[TASK BRIEF] Find and return each line containing "from".

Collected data
**********
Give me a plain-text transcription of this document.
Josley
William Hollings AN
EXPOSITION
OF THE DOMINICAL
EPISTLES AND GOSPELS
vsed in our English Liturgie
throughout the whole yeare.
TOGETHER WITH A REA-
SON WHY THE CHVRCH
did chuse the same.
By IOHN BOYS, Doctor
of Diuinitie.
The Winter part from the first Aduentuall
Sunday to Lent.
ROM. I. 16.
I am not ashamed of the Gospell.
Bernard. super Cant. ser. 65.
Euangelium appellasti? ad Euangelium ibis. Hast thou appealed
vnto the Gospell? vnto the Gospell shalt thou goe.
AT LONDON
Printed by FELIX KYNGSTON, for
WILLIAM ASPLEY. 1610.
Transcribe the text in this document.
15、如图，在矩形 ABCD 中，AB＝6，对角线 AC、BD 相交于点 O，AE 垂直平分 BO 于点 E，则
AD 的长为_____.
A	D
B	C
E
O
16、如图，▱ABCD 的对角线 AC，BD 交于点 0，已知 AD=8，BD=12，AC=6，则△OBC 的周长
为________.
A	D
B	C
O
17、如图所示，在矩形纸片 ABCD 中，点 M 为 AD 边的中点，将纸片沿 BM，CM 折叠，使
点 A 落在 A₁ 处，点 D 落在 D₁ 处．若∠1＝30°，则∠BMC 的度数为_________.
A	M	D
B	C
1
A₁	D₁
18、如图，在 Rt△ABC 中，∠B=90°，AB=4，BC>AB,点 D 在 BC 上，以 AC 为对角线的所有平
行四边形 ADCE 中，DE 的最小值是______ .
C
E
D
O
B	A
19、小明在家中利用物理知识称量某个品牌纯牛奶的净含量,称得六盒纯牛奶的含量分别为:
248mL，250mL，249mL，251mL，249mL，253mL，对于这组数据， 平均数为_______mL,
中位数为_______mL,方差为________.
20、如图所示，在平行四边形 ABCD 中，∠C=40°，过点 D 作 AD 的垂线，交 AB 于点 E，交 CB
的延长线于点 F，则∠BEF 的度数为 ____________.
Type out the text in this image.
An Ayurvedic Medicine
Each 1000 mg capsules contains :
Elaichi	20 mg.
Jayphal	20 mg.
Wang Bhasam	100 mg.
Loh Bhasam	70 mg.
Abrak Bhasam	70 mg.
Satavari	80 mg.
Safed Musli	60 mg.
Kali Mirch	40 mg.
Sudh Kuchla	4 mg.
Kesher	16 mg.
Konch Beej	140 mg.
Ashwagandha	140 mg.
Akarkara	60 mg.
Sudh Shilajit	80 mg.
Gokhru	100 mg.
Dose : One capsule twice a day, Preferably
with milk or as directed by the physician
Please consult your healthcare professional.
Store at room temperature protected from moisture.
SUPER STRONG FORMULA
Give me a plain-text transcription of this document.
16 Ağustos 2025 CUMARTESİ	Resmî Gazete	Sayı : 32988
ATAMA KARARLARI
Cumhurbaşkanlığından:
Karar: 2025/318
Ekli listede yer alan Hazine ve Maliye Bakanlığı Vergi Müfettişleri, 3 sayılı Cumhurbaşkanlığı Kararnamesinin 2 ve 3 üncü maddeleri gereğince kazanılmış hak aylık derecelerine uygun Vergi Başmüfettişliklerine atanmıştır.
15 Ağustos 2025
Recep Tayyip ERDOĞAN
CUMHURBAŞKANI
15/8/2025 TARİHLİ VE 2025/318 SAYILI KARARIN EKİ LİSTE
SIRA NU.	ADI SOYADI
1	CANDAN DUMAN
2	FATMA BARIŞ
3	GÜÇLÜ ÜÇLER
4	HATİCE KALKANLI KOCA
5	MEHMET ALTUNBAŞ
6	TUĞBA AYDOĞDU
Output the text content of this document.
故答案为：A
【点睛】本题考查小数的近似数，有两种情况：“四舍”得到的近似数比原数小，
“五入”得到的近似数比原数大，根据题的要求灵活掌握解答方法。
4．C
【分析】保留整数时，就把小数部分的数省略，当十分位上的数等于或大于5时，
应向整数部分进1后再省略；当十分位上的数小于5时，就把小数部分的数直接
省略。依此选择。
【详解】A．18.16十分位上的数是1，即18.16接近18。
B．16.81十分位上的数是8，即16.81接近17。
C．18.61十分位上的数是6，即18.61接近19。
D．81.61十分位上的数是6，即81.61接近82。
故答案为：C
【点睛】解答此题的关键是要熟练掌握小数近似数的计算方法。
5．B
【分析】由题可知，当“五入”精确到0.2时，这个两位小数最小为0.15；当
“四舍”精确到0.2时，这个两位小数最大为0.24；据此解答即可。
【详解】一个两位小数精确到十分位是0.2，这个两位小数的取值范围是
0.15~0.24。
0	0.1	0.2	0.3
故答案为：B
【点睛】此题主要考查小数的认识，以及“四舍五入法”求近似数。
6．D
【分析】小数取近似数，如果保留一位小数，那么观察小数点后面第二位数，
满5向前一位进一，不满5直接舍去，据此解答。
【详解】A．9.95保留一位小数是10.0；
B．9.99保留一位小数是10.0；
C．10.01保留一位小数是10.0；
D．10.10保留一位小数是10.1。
**********
[RESULT OF THE TASK]
The Winter part from the first Aduentuall
Store at room temperature protected from moisture.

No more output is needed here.